** begin Data in this exercise **
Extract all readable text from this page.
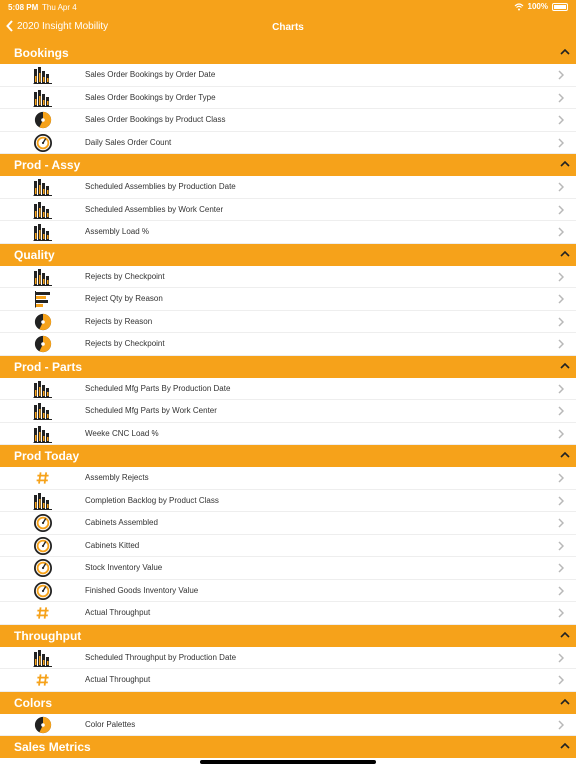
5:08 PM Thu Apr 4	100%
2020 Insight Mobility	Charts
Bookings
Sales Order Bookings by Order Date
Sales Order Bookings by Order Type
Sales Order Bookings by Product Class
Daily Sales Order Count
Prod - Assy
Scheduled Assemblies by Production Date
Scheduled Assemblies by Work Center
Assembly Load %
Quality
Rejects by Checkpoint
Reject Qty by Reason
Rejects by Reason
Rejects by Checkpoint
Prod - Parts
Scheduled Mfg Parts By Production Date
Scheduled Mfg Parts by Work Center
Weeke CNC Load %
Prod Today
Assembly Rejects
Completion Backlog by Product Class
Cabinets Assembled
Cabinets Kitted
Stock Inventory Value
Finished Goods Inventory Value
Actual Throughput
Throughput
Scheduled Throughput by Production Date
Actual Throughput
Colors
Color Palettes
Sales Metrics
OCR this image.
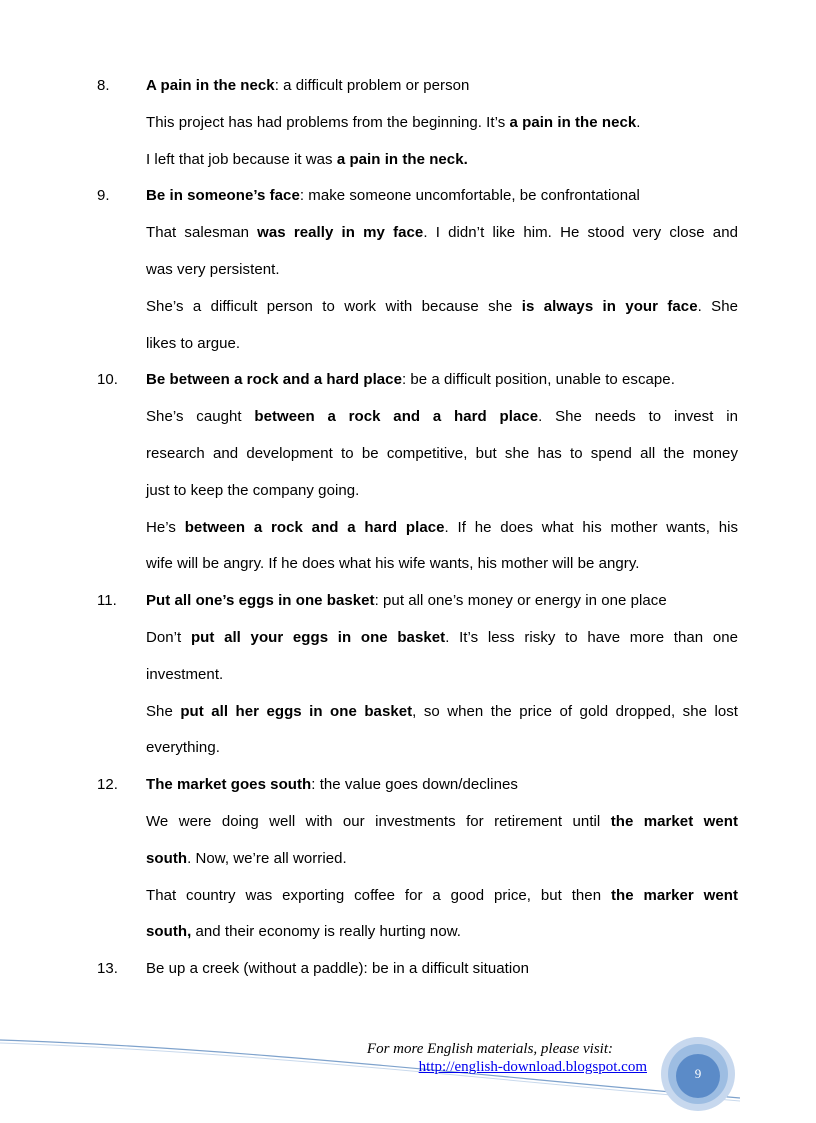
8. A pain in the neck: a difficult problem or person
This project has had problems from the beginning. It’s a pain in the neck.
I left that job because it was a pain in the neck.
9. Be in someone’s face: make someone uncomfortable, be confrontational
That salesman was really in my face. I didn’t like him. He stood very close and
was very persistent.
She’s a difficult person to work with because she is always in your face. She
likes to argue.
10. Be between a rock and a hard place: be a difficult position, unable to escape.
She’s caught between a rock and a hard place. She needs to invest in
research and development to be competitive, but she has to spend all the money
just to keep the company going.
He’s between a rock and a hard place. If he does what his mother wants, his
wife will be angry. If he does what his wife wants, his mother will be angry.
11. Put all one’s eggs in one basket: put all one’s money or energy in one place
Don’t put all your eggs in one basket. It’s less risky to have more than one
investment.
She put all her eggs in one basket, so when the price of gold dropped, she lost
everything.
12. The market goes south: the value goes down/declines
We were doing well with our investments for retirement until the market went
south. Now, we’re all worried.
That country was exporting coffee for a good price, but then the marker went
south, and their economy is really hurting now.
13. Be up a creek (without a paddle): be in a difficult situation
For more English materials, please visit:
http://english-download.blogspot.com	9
** end Data in this exercise **
■ **Required task**:
Could you reproduce every record above exactly, leaving out the pictures?

■ **Result of this task**:
Extract all readable text from this page.
5:08 PM Thu Apr 4	100%
2020 Insight Mobility	Charts
Bookings
Sales Order Bookings by Order Date
Sales Order Bookings by Order Type
Sales Order Bookings by Product Class
Daily Sales Order Count
Prod - Assy
Scheduled Assemblies by Production Date
Scheduled Assemblies by Work Center
Assembly Load %
Quality
Rejects by Checkpoint
Reject Qty by Reason
Rejects by Reason
Rejects by Checkpoint
Prod - Parts
Scheduled Mfg Parts By Production Date
Scheduled Mfg Parts by Work Center
Weeke CNC Load %
Prod Today
Assembly Rejects
Completion Backlog by Product Class
Cabinets Assembled
Cabinets Kitted
Stock Inventory Value
Finished Goods Inventory Value
Actual Throughput
Throughput
Scheduled Throughput by Production Date
Actual Throughput
Colors
Color Palettes
Sales Metrics
OCR this image.
8. A pain in the neck: a difficult problem or person
This project has had problems from the beginning. It’s a pain in the neck.
I left that job because it was a pain in the neck.
9. Be in someone’s face: make someone uncomfortable, be confrontational
That salesman was really in my face. I didn’t like him. He stood very close and
was very persistent.
She’s a difficult person to work with because she is always in your face. She
likes to argue.
10. Be between a rock and a hard place: be a difficult position, unable to escape.
She’s caught between a rock and a hard place. She needs to invest in
research and development to be competitive, but she has to spend all the money
just to keep the company going.
He’s between a rock and a hard place. If he does what his mother wants, his
wife will be angry. If he does what his wife wants, his mother will be angry.
11. Put all one’s eggs in one basket: put all one’s money or energy in one place
Don’t put all your eggs in one basket. It’s less risky to have more than one
investment.
She put all her eggs in one basket, so when the price of gold dropped, she lost
everything.
12. The market goes south: the value goes down/declines
We were doing well with our investments for retirement until the market went
south. Now, we’re all worried.
That country was exporting coffee for a good price, but then the marker went
south, and their economy is really hurting now.
13. Be up a creek (without a paddle): be in a difficult situation
For more English materials, please visit:
http://english-download.blogspot.com	9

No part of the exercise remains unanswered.